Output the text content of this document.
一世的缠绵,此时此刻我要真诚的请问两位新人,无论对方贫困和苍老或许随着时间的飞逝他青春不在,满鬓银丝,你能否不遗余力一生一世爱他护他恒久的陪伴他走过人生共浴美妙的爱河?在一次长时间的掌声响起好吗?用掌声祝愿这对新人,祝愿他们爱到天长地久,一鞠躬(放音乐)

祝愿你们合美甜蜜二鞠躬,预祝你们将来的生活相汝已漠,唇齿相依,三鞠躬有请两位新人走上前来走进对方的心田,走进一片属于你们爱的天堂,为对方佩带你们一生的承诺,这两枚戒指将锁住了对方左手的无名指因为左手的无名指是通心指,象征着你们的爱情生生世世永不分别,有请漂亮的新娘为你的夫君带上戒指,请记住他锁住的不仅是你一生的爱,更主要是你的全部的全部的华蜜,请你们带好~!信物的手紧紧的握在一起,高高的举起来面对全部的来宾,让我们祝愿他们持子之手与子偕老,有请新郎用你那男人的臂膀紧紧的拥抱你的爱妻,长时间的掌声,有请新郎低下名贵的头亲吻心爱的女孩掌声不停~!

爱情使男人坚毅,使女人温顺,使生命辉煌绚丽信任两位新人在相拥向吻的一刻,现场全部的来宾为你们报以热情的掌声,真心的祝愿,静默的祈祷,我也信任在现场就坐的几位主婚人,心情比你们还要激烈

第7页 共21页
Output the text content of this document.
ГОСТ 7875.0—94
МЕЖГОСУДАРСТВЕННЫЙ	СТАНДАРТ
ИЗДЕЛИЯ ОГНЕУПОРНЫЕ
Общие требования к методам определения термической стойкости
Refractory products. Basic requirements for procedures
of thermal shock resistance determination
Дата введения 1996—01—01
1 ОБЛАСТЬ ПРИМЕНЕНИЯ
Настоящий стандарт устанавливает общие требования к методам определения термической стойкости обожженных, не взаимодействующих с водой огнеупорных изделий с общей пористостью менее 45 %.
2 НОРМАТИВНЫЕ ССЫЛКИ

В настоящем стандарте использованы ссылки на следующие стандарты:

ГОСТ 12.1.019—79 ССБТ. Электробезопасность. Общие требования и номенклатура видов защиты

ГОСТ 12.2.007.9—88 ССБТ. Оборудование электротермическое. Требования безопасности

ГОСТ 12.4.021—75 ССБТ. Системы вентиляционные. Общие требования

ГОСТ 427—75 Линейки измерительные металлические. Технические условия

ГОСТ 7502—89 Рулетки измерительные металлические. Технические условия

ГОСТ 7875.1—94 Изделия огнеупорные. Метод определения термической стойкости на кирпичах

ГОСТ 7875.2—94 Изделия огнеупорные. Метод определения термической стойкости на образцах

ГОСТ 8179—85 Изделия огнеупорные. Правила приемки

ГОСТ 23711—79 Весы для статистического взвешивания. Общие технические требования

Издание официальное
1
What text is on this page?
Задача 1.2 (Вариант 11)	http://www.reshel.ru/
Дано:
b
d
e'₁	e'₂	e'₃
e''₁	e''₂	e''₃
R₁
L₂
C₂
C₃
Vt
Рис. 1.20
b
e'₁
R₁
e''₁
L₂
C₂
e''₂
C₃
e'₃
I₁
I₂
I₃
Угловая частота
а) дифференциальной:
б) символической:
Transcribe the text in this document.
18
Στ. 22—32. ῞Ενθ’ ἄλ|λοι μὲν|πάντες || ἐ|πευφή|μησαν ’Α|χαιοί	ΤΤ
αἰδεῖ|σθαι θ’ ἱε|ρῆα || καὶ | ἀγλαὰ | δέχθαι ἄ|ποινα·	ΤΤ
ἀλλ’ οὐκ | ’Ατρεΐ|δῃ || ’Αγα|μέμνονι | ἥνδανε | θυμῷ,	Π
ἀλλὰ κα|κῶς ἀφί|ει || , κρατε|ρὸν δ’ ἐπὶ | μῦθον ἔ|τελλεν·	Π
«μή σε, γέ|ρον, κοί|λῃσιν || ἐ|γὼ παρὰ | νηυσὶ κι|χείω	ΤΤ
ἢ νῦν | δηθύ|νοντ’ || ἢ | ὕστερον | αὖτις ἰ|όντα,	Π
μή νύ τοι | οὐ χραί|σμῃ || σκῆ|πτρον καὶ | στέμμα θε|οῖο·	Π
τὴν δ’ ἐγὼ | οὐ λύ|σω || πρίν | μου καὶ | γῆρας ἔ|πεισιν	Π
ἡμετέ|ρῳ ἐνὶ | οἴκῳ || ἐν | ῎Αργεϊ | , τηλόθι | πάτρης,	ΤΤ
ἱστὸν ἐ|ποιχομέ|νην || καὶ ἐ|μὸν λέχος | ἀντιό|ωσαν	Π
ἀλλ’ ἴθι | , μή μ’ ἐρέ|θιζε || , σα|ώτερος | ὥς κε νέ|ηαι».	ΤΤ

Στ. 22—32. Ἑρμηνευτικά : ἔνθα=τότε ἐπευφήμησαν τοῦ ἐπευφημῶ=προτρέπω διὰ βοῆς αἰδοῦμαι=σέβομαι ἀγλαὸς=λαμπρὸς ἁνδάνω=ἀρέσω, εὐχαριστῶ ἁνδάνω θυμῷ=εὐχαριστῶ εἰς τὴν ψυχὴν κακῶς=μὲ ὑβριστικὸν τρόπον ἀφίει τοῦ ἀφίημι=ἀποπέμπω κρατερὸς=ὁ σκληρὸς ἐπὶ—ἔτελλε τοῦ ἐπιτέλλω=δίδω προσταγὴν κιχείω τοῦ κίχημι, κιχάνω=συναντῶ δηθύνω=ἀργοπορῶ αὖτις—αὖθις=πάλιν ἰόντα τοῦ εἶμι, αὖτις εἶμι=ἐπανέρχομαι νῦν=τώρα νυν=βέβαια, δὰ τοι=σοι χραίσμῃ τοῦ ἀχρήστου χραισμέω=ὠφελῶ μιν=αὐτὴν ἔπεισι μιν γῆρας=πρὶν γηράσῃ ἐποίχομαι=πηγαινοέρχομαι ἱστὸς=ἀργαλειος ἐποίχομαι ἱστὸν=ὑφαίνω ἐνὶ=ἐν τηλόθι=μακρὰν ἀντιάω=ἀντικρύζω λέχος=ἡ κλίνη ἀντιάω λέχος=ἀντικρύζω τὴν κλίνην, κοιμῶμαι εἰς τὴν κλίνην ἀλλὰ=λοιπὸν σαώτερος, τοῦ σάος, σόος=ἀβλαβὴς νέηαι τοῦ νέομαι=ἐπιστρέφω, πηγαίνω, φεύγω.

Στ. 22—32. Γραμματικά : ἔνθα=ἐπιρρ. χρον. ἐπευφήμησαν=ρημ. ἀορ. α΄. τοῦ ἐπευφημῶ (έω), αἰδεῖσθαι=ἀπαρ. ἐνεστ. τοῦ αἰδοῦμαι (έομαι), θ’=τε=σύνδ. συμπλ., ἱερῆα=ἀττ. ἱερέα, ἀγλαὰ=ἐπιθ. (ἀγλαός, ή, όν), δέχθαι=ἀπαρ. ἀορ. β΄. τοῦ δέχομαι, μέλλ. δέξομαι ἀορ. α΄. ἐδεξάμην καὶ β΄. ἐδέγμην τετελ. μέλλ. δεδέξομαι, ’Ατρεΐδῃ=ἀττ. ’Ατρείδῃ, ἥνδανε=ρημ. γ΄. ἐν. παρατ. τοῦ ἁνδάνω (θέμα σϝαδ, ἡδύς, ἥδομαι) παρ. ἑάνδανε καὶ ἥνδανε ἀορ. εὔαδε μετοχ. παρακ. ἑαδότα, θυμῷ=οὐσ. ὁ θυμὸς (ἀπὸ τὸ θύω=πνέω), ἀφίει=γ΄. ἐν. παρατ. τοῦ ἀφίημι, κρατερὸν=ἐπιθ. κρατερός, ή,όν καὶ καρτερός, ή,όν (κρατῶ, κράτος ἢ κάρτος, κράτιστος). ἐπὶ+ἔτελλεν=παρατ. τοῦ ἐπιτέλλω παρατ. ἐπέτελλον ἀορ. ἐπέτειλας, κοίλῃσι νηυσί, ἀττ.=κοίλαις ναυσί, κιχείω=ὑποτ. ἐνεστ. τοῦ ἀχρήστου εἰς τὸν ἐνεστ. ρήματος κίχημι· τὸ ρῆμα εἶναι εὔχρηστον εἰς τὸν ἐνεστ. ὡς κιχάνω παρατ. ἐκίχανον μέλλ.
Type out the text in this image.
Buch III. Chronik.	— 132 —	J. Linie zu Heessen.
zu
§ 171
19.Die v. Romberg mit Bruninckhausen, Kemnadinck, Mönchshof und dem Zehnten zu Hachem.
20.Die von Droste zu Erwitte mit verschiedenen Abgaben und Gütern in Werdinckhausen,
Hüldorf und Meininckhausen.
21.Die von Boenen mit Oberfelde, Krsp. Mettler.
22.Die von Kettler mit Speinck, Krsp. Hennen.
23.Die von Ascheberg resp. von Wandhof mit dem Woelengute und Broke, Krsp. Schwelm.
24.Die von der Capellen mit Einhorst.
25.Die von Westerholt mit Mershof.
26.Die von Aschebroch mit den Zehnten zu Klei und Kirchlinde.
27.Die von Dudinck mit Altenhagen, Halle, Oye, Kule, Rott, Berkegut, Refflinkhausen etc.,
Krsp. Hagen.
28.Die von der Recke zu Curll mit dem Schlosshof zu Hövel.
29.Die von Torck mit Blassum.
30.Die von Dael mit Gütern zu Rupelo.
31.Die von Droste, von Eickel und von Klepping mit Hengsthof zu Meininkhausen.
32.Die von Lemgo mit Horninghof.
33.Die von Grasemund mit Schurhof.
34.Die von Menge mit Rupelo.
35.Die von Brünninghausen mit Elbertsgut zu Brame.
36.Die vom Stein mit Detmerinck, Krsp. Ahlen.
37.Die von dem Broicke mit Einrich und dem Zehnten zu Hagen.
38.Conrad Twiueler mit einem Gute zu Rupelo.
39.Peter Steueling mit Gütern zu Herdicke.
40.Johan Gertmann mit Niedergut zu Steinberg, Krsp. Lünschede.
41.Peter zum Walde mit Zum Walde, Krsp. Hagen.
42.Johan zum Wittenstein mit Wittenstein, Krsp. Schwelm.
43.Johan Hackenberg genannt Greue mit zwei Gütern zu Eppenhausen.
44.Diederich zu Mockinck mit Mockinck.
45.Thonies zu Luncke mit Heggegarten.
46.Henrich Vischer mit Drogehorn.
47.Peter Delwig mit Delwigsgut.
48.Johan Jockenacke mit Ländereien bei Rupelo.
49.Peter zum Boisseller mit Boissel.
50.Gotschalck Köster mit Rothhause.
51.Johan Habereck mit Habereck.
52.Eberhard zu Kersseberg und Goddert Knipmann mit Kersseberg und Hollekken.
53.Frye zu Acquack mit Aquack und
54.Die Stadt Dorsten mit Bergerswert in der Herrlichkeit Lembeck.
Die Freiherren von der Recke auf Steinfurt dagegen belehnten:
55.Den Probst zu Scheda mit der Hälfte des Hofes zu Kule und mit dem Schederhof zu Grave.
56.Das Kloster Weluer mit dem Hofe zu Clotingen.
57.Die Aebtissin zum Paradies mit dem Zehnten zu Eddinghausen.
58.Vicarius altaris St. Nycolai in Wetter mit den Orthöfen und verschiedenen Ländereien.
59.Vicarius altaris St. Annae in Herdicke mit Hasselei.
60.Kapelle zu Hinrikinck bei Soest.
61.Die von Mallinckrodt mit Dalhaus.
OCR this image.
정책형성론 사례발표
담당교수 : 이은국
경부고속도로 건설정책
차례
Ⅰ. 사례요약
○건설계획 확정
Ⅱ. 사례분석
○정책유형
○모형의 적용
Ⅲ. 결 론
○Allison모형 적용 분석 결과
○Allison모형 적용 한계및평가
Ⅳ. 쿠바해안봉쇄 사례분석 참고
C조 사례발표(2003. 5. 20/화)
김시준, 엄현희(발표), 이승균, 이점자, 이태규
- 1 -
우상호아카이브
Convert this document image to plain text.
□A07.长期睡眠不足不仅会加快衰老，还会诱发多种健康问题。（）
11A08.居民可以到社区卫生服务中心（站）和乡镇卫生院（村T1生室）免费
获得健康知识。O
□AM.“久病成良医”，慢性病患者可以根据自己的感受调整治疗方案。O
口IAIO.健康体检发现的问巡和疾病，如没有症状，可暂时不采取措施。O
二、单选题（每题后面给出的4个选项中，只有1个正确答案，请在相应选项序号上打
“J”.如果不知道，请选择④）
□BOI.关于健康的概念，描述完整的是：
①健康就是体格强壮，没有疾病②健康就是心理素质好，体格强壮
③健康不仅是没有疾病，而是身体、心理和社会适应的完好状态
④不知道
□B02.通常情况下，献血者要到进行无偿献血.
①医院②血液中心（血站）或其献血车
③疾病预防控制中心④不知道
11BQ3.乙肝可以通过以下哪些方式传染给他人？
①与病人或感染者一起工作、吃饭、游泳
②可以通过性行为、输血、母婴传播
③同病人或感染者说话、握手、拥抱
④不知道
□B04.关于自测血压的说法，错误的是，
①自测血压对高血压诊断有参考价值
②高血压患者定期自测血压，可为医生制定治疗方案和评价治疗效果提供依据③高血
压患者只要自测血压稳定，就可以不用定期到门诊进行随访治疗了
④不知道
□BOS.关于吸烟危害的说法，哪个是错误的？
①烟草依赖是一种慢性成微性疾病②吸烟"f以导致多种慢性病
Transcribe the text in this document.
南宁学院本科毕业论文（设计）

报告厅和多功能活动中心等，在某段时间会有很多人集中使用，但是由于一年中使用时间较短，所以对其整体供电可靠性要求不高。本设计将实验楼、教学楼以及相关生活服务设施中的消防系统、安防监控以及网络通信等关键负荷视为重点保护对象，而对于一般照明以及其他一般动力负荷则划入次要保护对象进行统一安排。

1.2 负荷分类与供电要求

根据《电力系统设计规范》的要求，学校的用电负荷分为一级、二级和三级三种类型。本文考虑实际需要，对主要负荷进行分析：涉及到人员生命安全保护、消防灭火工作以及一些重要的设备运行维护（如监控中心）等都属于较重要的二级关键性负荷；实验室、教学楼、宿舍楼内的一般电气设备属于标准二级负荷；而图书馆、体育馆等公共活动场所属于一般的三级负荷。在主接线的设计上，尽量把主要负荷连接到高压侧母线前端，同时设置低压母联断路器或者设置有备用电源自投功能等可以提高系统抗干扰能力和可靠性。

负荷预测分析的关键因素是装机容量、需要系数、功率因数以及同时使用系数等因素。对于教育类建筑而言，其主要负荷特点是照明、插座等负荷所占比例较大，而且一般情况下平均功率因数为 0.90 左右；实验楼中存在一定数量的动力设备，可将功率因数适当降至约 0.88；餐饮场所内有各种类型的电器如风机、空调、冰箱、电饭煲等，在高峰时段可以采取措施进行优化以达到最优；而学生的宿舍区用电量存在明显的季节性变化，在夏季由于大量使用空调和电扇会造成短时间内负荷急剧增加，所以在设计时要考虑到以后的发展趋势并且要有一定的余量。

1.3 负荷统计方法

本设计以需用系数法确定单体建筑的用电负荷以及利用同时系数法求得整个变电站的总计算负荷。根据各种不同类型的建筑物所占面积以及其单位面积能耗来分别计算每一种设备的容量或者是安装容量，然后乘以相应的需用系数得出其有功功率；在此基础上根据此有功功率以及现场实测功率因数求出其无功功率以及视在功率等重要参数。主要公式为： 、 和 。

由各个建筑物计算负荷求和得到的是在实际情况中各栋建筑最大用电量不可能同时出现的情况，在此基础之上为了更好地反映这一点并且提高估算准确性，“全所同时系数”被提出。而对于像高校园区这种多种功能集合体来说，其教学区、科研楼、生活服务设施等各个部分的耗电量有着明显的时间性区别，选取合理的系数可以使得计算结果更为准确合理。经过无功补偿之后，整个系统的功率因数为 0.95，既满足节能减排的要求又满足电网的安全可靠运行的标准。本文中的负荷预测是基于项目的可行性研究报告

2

|---|

- _TASK INSTRUCTIONS_:
List all lines above in which the string "Johan" appears.

- _TASK RESPONSE_:
40.Johan Gertmann mit Niedergut zu Steinberg, Krsp. Lünschede.
42.Johan zum Wittenstein mit Wittenstein, Krsp. Schwelm.
43.Johan Hackenberg genannt Greue mit zwei Gütern zu Eppenhausen.
48.Johan Jockenacke mit Ländereien bei Rupelo.
51.Johan Habereck mit Habereck.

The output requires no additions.